** WRITTEN PROBLEM **
Report back each line of the records that contains the string "icon".

[Collected data]
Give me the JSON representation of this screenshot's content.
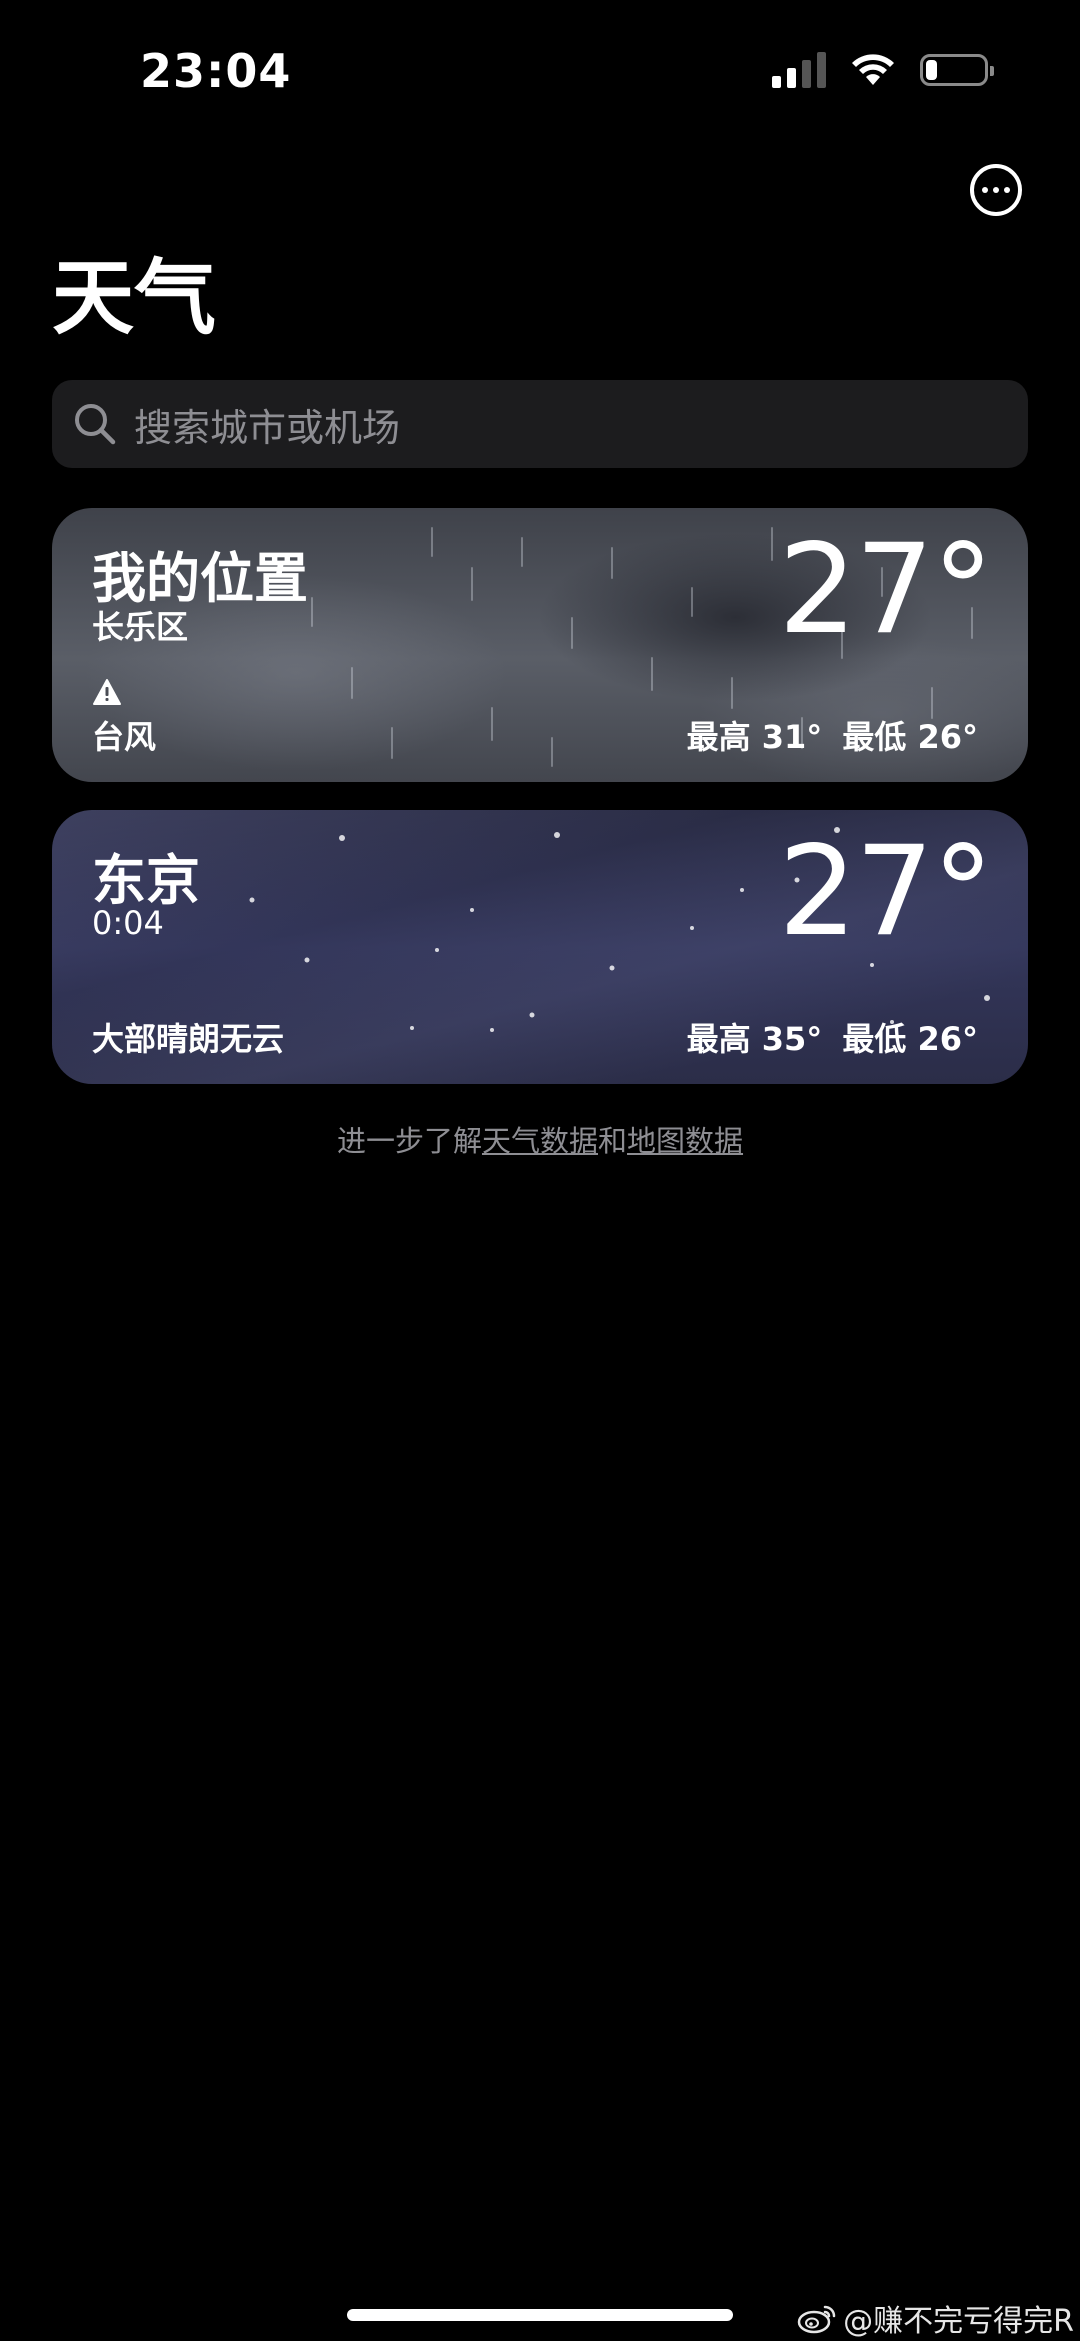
{
  "status_bar": {
    "time": "23:04",
    "signal_bars_on": 2,
    "signal_bars_total": 4,
    "battery_level": 0.2
  },
  "header": {
    "title": "天气"
  },
  "search": {
    "placeholder": "搜索城市或机场"
  },
  "cities": [
    {
      "name": "我的位置",
      "subtitle": "长乐区",
      "temperature": "27°",
      "condition": "台风",
      "alert_icon": "warning-triangle-icon",
      "high": "最高 31°",
      "low": "最低 26°",
      "background": "rain"
    },
    {
      "name": "东京",
      "subtitle": "0:04",
      "temperature": "27°",
      "condition": "大部晴朗无云",
      "high": "最高 35°",
      "low": "最低 26°",
      "background": "clear-night"
    }
  ],
  "footer": {
    "prefix": "进一步了解",
    "weather_data_link": "天气数据",
    "conjunction": "和",
    "map_data_link": "地图数据"
  },
  "watermark": {
    "text": "@赚不完亏得完R",
    "logo": "weibo-icon"
  }
}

** RESPONSE TO THIS EXERCISE **
      "alert_icon": "warning-triangle-icon",
    "logo": "weibo-icon"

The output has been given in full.